Below is a listing. Gather each line of it that contains "number".

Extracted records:
_ _ _ _ _ _ _

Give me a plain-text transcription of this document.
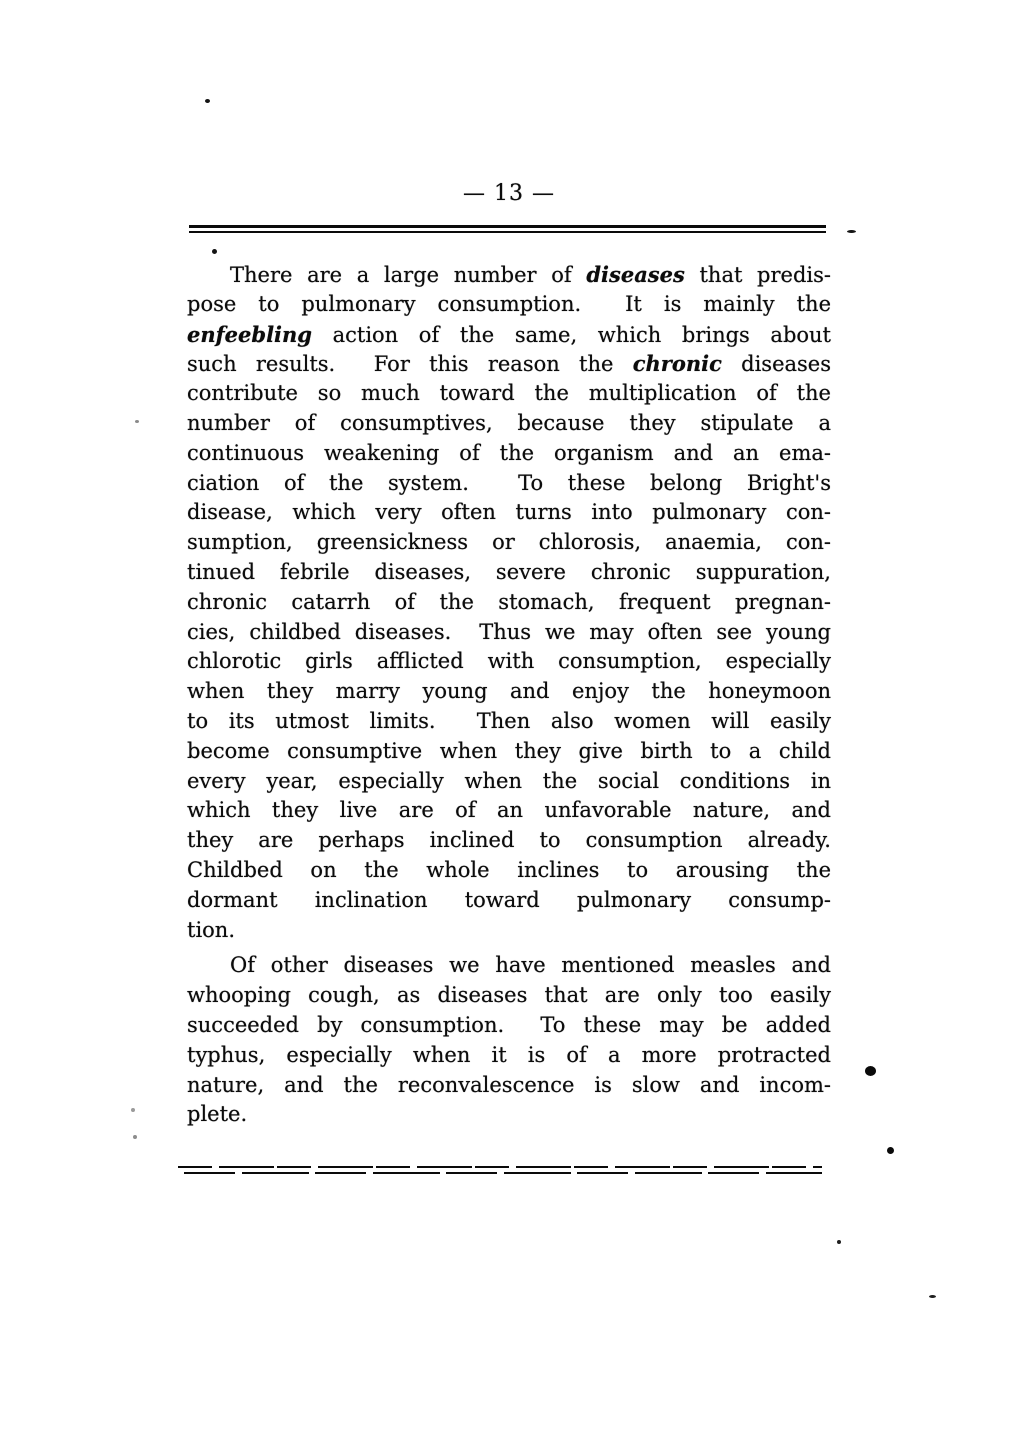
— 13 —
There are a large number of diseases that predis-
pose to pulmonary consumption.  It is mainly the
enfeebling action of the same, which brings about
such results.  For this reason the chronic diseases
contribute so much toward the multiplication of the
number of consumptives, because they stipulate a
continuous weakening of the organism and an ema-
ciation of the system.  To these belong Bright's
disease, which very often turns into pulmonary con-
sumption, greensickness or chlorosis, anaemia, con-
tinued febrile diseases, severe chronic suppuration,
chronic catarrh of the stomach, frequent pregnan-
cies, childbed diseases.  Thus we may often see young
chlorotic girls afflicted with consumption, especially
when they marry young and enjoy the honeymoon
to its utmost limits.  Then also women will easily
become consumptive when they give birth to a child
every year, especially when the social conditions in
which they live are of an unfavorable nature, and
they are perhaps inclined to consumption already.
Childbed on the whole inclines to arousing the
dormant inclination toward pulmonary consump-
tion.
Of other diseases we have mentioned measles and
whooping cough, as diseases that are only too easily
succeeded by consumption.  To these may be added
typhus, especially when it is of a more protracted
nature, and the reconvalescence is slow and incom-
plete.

_ _ _ _ _ _ _

→ Complete answer:
There are a large number of diseases that predis-
number of consumptives, because they stipulate a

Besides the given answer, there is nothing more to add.